Records for this task ::
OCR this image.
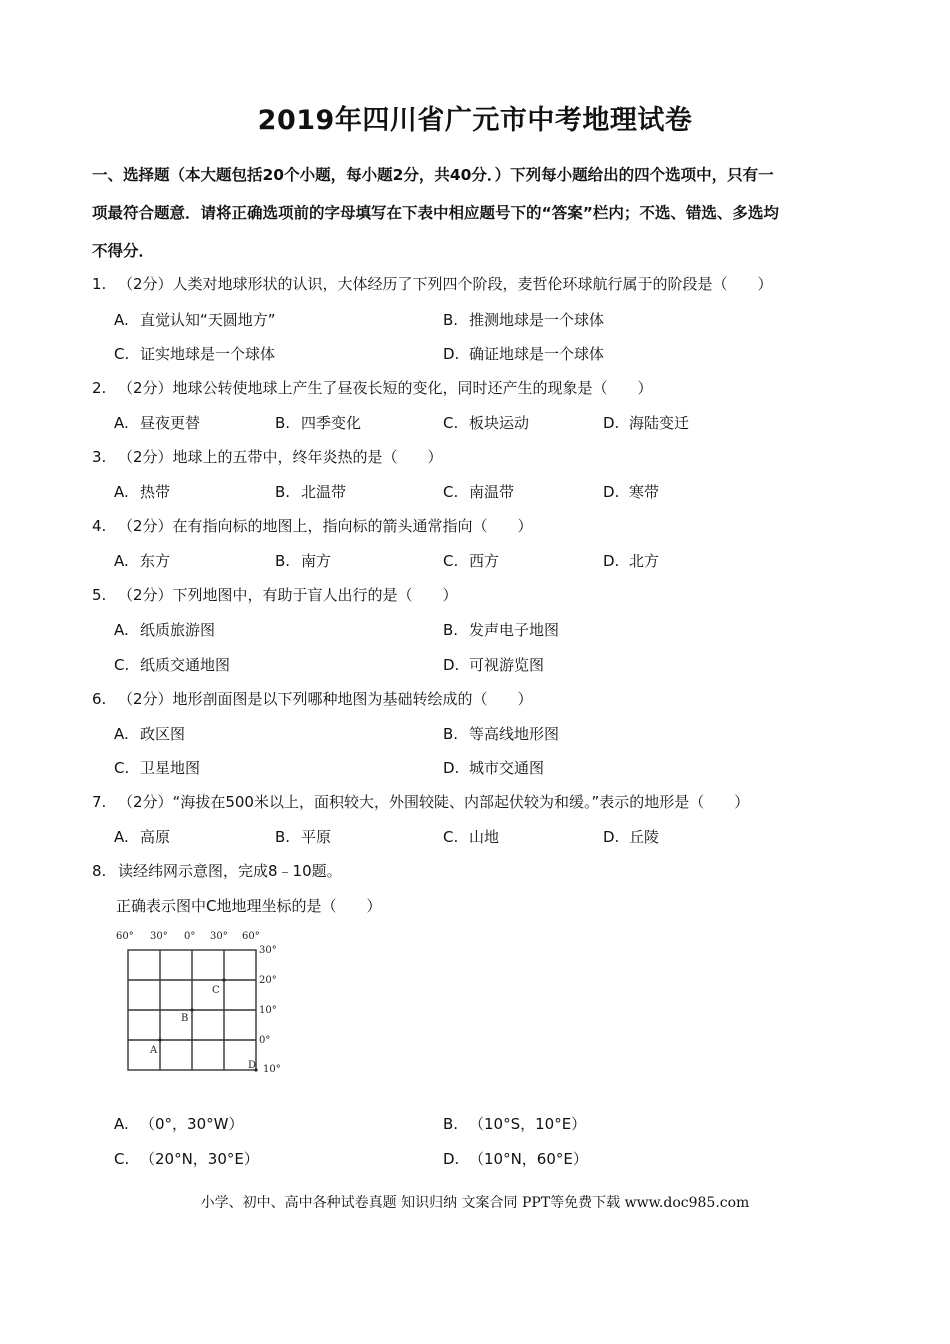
2019年四川省广元市中考地理试卷
一、选择题（本大题包括20个小题，每小题2分，共40分．）下列每小题给出的四个选项中，只有一
项最符合题意．请将正确选项前的字母填写在下表中相应题号下的“答案”栏内；不选、错选、多选均
不得分．
1. （2分）人类对地球形状的认识，大体经历了下列四个阶段，麦哲伦环球航行属于的阶段是（　　）
A. 直觉认知“天圆地方”	B. 推测地球是一个球体
C. 证实地球是一个球体	D. 确证地球是一个球体
2. （2分）地球公转使地球上产生了昼夜长短的变化，同时还产生的现象是（　　）
A. 昼夜更替	B. 四季变化	C. 板块运动	D. 海陆变迁
3. （2分）地球上的五带中，终年炎热的是（　　）
A. 热带	B. 北温带	C. 南温带	D. 寒带
4. （2分）在有指向标的地图上，指向标的箭头通常指向（　　）
A. 东方	B. 南方	C. 西方	D. 北方
5. （2分）下列地图中，有助于盲人出行的是（　　）
A. 纸质旅游图	B. 发声电子地图
C. 纸质交通地图	D. 可视游览图
6. （2分）地形剖面图是以下列哪种地图为基础转绘成的（　　）
A. 政区图	B. 等高线地形图
C. 卫星地图	D. 城市交通图
7. （2分）“海拔在500米以上，面积较大，外围较陡、内部起伏较为和缓。”表示的地形是（　　）
A. 高原	B. 平原	C. 山地	D. 丘陵
8. 读经纬网示意图，完成8﹣10题。
正确表示图中C地地理坐标的是（　　）
60° 30° 0° 30° 60°
30°
20°
10°
0°
10°
A
B
C
D
A. （0°，30°W）	B. （10°S，10°E）
C. （20°N，30°E）	D. （10°N，60°E）
小学、初中、高中各种试卷真题 知识归纳 文案合同 PPT等免费下载 www.doc985.com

Directions :: Return all the entries word for word, but omit any pictures they contain.

Written solution ::
OCR this image.
2019年四川省广元市中考地理试卷
一、选择题（本大题包括20个小题，每小题2分，共40分．）下列每小题给出的四个选项中，只有一
项最符合题意．请将正确选项前的字母填写在下表中相应题号下的“答案”栏内；不选、错选、多选均
不得分．
1. （2分）人类对地球形状的认识，大体经历了下列四个阶段，麦哲伦环球航行属于的阶段是（　　）
A. 直觉认知“天圆地方”	B. 推测地球是一个球体
C. 证实地球是一个球体	D. 确证地球是一个球体
2. （2分）地球公转使地球上产生了昼夜长短的变化，同时还产生的现象是（　　）
A. 昼夜更替	B. 四季变化	C. 板块运动	D. 海陆变迁
3. （2分）地球上的五带中，终年炎热的是（　　）
A. 热带	B. 北温带	C. 南温带	D. 寒带
4. （2分）在有指向标的地图上，指向标的箭头通常指向（　　）
A. 东方	B. 南方	C. 西方	D. 北方
5. （2分）下列地图中，有助于盲人出行的是（　　）
A. 纸质旅游图	B. 发声电子地图
C. 纸质交通地图	D. 可视游览图
6. （2分）地形剖面图是以下列哪种地图为基础转绘成的（　　）
A. 政区图	B. 等高线地形图
C. 卫星地图	D. 城市交通图
7. （2分）“海拔在500米以上，面积较大，外围较陡、内部起伏较为和缓。”表示的地形是（　　）
A. 高原	B. 平原	C. 山地	D. 丘陵
8. 读经纬网示意图，完成8﹣10题。
正确表示图中C地地理坐标的是（　　）
60° 30° 0° 30° 60°
30°
20°
10°
0°
10°
A
B
C
D
A. （0°，30°W）	B. （10°S，10°E）
C. （20°N，30°E）	D. （10°N，60°E）
小学、初中、高中各种试卷真题 知识归纳 文案合同 PPT等免费下载 www.doc985.com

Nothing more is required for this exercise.